→ Required work
Extract every record, exactly as written, and ignore the pictures.

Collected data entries
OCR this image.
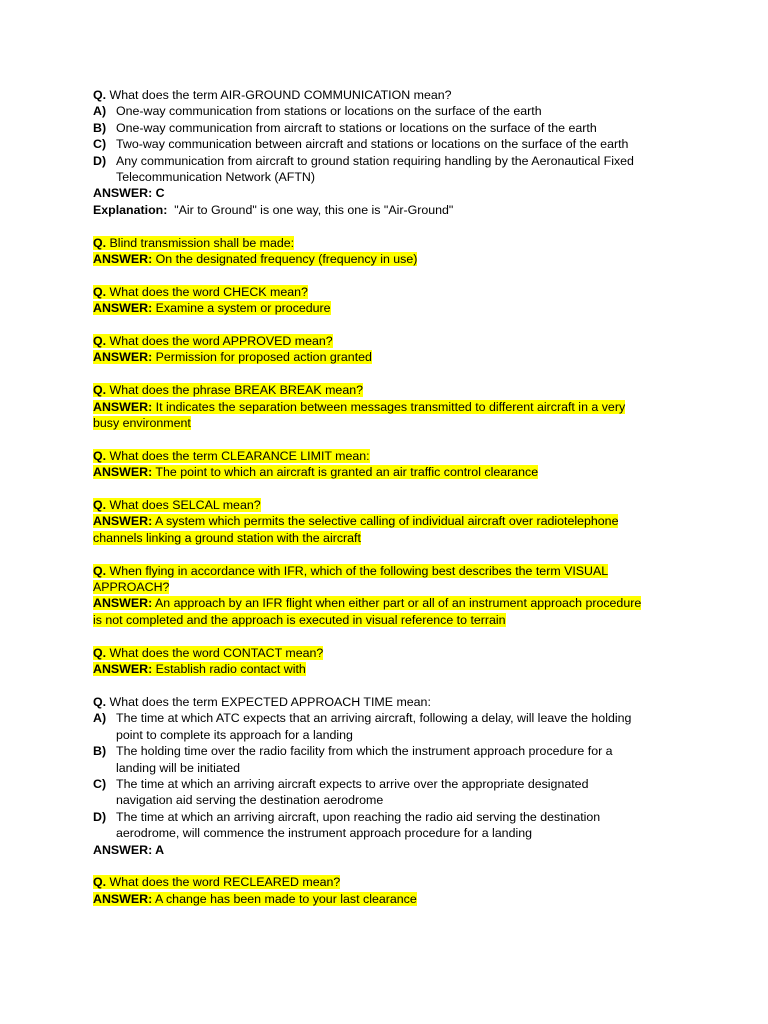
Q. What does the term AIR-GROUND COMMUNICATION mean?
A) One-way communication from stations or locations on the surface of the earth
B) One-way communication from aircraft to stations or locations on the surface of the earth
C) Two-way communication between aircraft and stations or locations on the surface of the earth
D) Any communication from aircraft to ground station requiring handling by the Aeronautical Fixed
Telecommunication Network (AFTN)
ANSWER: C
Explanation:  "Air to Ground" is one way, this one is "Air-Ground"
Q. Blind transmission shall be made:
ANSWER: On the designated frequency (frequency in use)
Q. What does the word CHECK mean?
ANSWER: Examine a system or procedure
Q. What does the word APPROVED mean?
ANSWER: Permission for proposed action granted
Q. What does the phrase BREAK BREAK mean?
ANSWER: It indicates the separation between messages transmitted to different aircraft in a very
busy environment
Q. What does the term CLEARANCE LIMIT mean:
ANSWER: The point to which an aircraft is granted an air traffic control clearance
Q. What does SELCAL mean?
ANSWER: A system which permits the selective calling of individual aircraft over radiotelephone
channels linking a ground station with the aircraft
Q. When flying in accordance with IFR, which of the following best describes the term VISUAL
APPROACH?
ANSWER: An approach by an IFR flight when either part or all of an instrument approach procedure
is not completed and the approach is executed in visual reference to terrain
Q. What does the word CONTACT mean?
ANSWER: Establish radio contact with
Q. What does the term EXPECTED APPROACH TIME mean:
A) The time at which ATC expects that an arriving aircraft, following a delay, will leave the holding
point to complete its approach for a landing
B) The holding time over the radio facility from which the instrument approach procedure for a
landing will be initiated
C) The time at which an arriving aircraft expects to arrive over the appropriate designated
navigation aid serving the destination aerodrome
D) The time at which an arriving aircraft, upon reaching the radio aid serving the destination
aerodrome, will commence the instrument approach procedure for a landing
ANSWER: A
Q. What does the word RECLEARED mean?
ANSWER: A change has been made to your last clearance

→ Output for this exercise
OCR this image.
Q. What does the term AIR-GROUND COMMUNICATION mean?
A) One-way communication from stations or locations on the surface of the earth
B) One-way communication from aircraft to stations or locations on the surface of the earth
C) Two-way communication between aircraft and stations or locations on the surface of the earth
D) Any communication from aircraft to ground station requiring handling by the Aeronautical Fixed
Telecommunication Network (AFTN)
ANSWER: C
Explanation:  "Air to Ground" is one way, this one is "Air-Ground"
Q. Blind transmission shall be made:
ANSWER: On the designated frequency (frequency in use)
Q. What does the word CHECK mean?
ANSWER: Examine a system or procedure
Q. What does the word APPROVED mean?
ANSWER: Permission for proposed action granted
Q. What does the phrase BREAK BREAK mean?
ANSWER: It indicates the separation between messages transmitted to different aircraft in a very
busy environment
Q. What does the term CLEARANCE LIMIT mean:
ANSWER: The point to which an aircraft is granted an air traffic control clearance
Q. What does SELCAL mean?
ANSWER: A system which permits the selective calling of individual aircraft over radiotelephone
channels linking a ground station with the aircraft
Q. When flying in accordance with IFR, which of the following best describes the term VISUAL
APPROACH?
ANSWER: An approach by an IFR flight when either part or all of an instrument approach procedure
is not completed and the approach is executed in visual reference to terrain
Q. What does the word CONTACT mean?
ANSWER: Establish radio contact with
Q. What does the term EXPECTED APPROACH TIME mean:
A) The time at which ATC expects that an arriving aircraft, following a delay, will leave the holding
point to complete its approach for a landing
B) The holding time over the radio facility from which the instrument approach procedure for a
landing will be initiated
C) The time at which an arriving aircraft expects to arrive over the appropriate designated
navigation aid serving the destination aerodrome
D) The time at which an arriving aircraft, upon reaching the radio aid serving the destination
aerodrome, will commence the instrument approach procedure for a landing
ANSWER: A
Q. What does the word RECLEARED mean?
ANSWER: A change has been made to your last clearance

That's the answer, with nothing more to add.